──────── Data shown
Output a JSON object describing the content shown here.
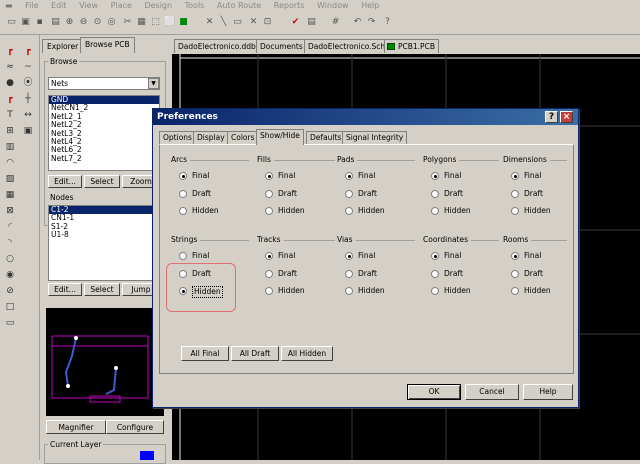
{
  "menu": [
    "File",
    "Edit",
    "View",
    "Place",
    "Design",
    "Tools",
    "Auto Route",
    "Reports",
    "Window",
    "Help"
  ],
  "left_panel": {
    "tabs": [
      "Explorer",
      "Browse PCB"
    ],
    "browse_label": "Browse",
    "browse_select": "Nets",
    "nets": [
      "GND",
      "NetCN1_2",
      "NetL2_1",
      "NetL2_2",
      "NetL3_2",
      "NetL4_2",
      "NetL6_2",
      "NetL7_2"
    ],
    "nets_buttons": [
      "Edit...",
      "Select",
      "Zoom"
    ],
    "nodes_label": "Nodes",
    "nodes": [
      "C1-2",
      "CN1-1",
      "S1-2",
      "U1-8"
    ],
    "nodes_buttons": [
      "Edit...",
      "Select",
      "Jump"
    ],
    "magnifier_label": "Magnifier",
    "configure_label": "Configure",
    "current_layer_label": "Current Layer"
  },
  "doc_tabs": [
    "DadoElectronico.ddb",
    "Documents",
    "DadoElectronico.Sch",
    "PCB1.PCB"
  ],
  "dialog": {
    "title": "Preferences",
    "help_btn": "?",
    "close_btn": "×",
    "tabs": [
      "Options",
      "Display",
      "Colors",
      "Show/Hide",
      "Defaults",
      "Signal Integrity"
    ],
    "active_tab": "Show/Hide",
    "sections_row1": [
      {
        "title": "Arcs",
        "options": [
          "Final",
          "Draft",
          "Hidden"
        ],
        "selected": "Final"
      },
      {
        "title": "Fills",
        "options": [
          "Final",
          "Draft",
          "Hidden"
        ],
        "selected": "Final"
      },
      {
        "title": "Pads",
        "options": [
          "Final",
          "Draft",
          "Hidden"
        ],
        "selected": "Final"
      },
      {
        "title": "Polygons",
        "options": [
          "Final",
          "Draft",
          "Hidden"
        ],
        "selected": "Final"
      },
      {
        "title": "Dimensions",
        "options": [
          "Final",
          "Draft",
          "Hidden"
        ],
        "selected": "Final"
      }
    ],
    "sections_row2": [
      {
        "title": "Strings",
        "options": [
          "Final",
          "Draft",
          "Hidden"
        ],
        "selected": "Hidden"
      },
      {
        "title": "Tracks",
        "options": [
          "Final",
          "Draft",
          "Hidden"
        ],
        "selected": "Final"
      },
      {
        "title": "Vias",
        "options": [
          "Final",
          "Draft",
          "Hidden"
        ],
        "selected": "Final"
      },
      {
        "title": "Coordinates",
        "options": [
          "Final",
          "Draft",
          "Hidden"
        ],
        "selected": "Final"
      },
      {
        "title": "Rooms",
        "options": [
          "Final",
          "Draft",
          "Hidden"
        ],
        "selected": "Final"
      }
    ],
    "all_buttons": [
      "All Final",
      "All Draft",
      "All Hidden"
    ],
    "footer_buttons": [
      "OK",
      "Cancel",
      "Help"
    ]
  },
  "colors": {
    "title_bar": "#0a246a",
    "highlight_box": "#e07070",
    "track": "#3a5cd0",
    "outline": "#c000c0"
  }
}
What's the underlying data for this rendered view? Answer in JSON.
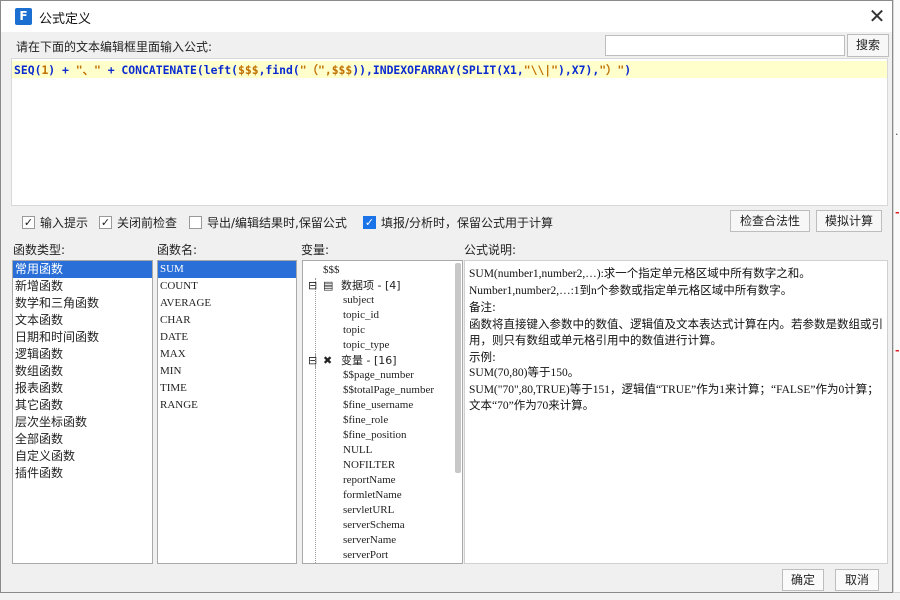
────────────────
Every record must be copied exactly, with images dropped from the result.

> **Finished exercise**
Output a JSON object describing the content shown here.
{
  "menu": [
    "File",
    "Edit",
    "View",
    "Place",
    "Design",
    "Tools",
    "Auto Route",
    "Reports",
    "Window",
    "Help"
  ],
  "left_panel": {
    "tabs": [
      "Explorer",
      "Browse PCB"
    ],
    "browse_label": "Browse",
    "browse_select": "Nets",
    "nets": [
      "GND",
      "NetCN1_2",
      "NetL2_1",
      "NetL2_2",
      "NetL3_2",
      "NetL4_2",
      "NetL6_2",
      "NetL7_2"
    ],
    "nets_buttons": [
      "Edit...",
      "Select",
      "Zoom"
    ],
    "nodes_label": "Nodes",
    "nodes": [
      "C1-2",
      "CN1-1",
      "S1-2",
      "U1-8"
    ],
    "nodes_buttons": [
      "Edit...",
      "Select",
      "Jump"
    ],
    "magnifier_label": "Magnifier",
    "configure_label": "Configure",
    "current_layer_label": "Current Layer"
  },
  "doc_tabs": [
    "DadoElectronico.ddb",
    "Documents",
    "DadoElectronico.Sch",
    "PCB1.PCB"
  ],
  "dialog": {
    "title": "Preferences",
    "help_btn": "?",
    "close_btn": "×",
    "tabs": [
      "Options",
      "Display",
      "Colors",
      "Show/Hide",
      "Defaults",
      "Signal Integrity"
    ],
    "active_tab": "Show/Hide",
    "sections_row1": [
      {
        "title": "Arcs",
        "options": [
          "Final",
          "Draft",
          "Hidden"
        ],
        "selected": "Final"
      },
      {
        "title": "Fills",
        "options": [
          "Final",
          "Draft",
          "Hidden"
        ],
        "selected": "Final"
      },
      {
        "title": "Pads",
        "options": [
          "Final",
          "Draft",
          "Hidden"
        ],
        "selected": "Final"
      },
      {
        "title": "Polygons",
        "options": [
          "Final",
          "Draft",
          "Hidden"
        ],
        "selected": "Final"
      },
      {
        "title": "Dimensions",
        "options": [
          "Final",
          "Draft",
          "Hidden"
        ],
        "selected": "Final"
      }
    ],
    "sections_row2": [
      {
        "title": "Strings",
        "options": [
          "Final",
          "Draft",
          "Hidden"
        ],
        "selected": "Hidden"
      },
      {
        "title": "Tracks",
        "options": [
          "Final",
          "Draft",
          "Hidden"
        ],
        "selected": "Final"
      },
      {
        "title": "Vias",
        "options": [
          "Final",
          "Draft",
          "Hidden"
        ],
        "selected": "Final"
      },
      {
        "title": "Coordinates",
        "options": [
          "Final",
          "Draft",
          "Hidden"
        ],
        "selected": "Final"
      },
      {
        "title": "Rooms",
        "options": [
          "Final",
          "Draft",
          "Hidden"
        ],
        "selected": "Final"
      }
    ],
    "all_buttons": [
      "All Final",
      "All Draft",
      "All Hidden"
    ],
    "footer_buttons": [
      "OK",
      "Cancel",
      "Help"
    ]
  },
  "colors": {
    "title_bar": "#0a246a",
    "highlight_box": "#e07070",
    "track": "#3a5cd0",
    "outline": "#c000c0"
  }
}
What's the underlying data for this rendered view? Answer in JSON.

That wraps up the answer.